Saved entries:
::::

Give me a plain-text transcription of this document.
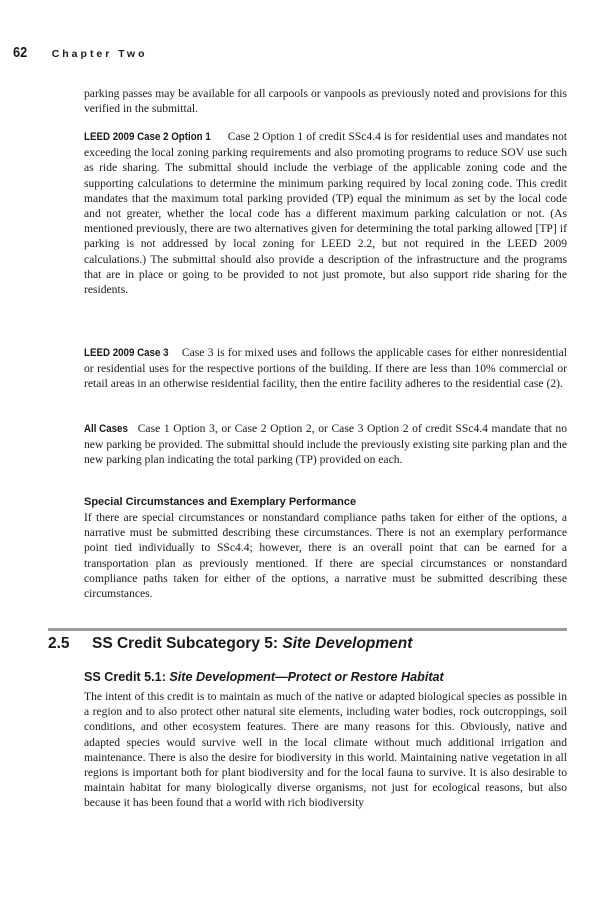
62 Chapter Two

parking passes may be available for all carpools or vanpools as previously noted and provisions for this verified in the submittal.

LEED 2009 Case 2 Option 1 Case 2 Option 1 of credit SSc4.4 is for residential uses and mandates not exceeding the local zoning parking requirements and also promoting programs to reduce SOV use such as ride sharing. The submittal should include the verbiage of the applicable zoning code and the supporting calculations to determine the minimum parking required by local zoning code. This credit mandates that the maximum total parking provided (TP) equal the minimum as set by the local code and not greater, whether the local code has a different maximum parking calculation or not. (As mentioned previously, there are two alternatives given for determining the total parking allowed [TP] if parking is not addressed by local zoning for LEED 2.2, but not required in the LEED 2009 calculations.) The submittal should also provide a description of the infrastructure and the programs that are in place or going to be provided to not just promote, but also support ride sharing for the residents.

LEED 2009 Case 3 Case 3 is for mixed uses and follows the applicable cases for either nonresidential or residential uses for the respective portions of the building. If there are less than 10% commercial or retail areas in an otherwise residential facility, then the entire facility adheres to the residential case (2).

All Cases Case 1 Option 3, or Case 2 Option 2, or Case 3 Option 2 of credit SSc4.4 mandate that no new parking be provided. The submittal should include the previously existing site parking plan and the new parking plan indicating the total parking (TP) provided on each.

Special Circumstances and Exemplary Performance

If there are special circumstances or nonstandard compliance paths taken for either of the options, a narrative must be submitted describing these circumstances. There is not an exemplary performance point tied individually to SSc4.4; however, there is an overall point that can be earned for a transportation plan as previously mentioned. If there are special circumstances or nonstandard compliance paths taken for either of the options, a narrative must be submitted describing these circumstances.

2.5	SS Credit Subcategory 5: Site Development
SS Credit 5.1: Site Development—Protect or Restore Habitat

The intent of this credit is to maintain as much of the native or adapted biological species as possible in a region and to also protect other natural site elements, including water bodies, rock outcroppings, soil conditions, and other ecosystem features. There are many reasons for this. Obviously, native and adapted species would survive well in the local climate without much additional irrigation and maintenance. There is also the desire for biodiversity in this world. Maintaining native vegetation in all regions is important both for plant biodiversity and for the local fauna to survive. It is also desirable to maintain habitat for many biologically diverse organisms, not just for ecological reasons, but also because it has been found that a world with rich biodiversity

::::

**What is asked:**
Search the data for the string "Development" and copy each line where it appears.

**Result:**
2.5	SS Credit Subcategory 5: Site Development
SS Credit 5.1: Site Development—Protect or Restore Habitat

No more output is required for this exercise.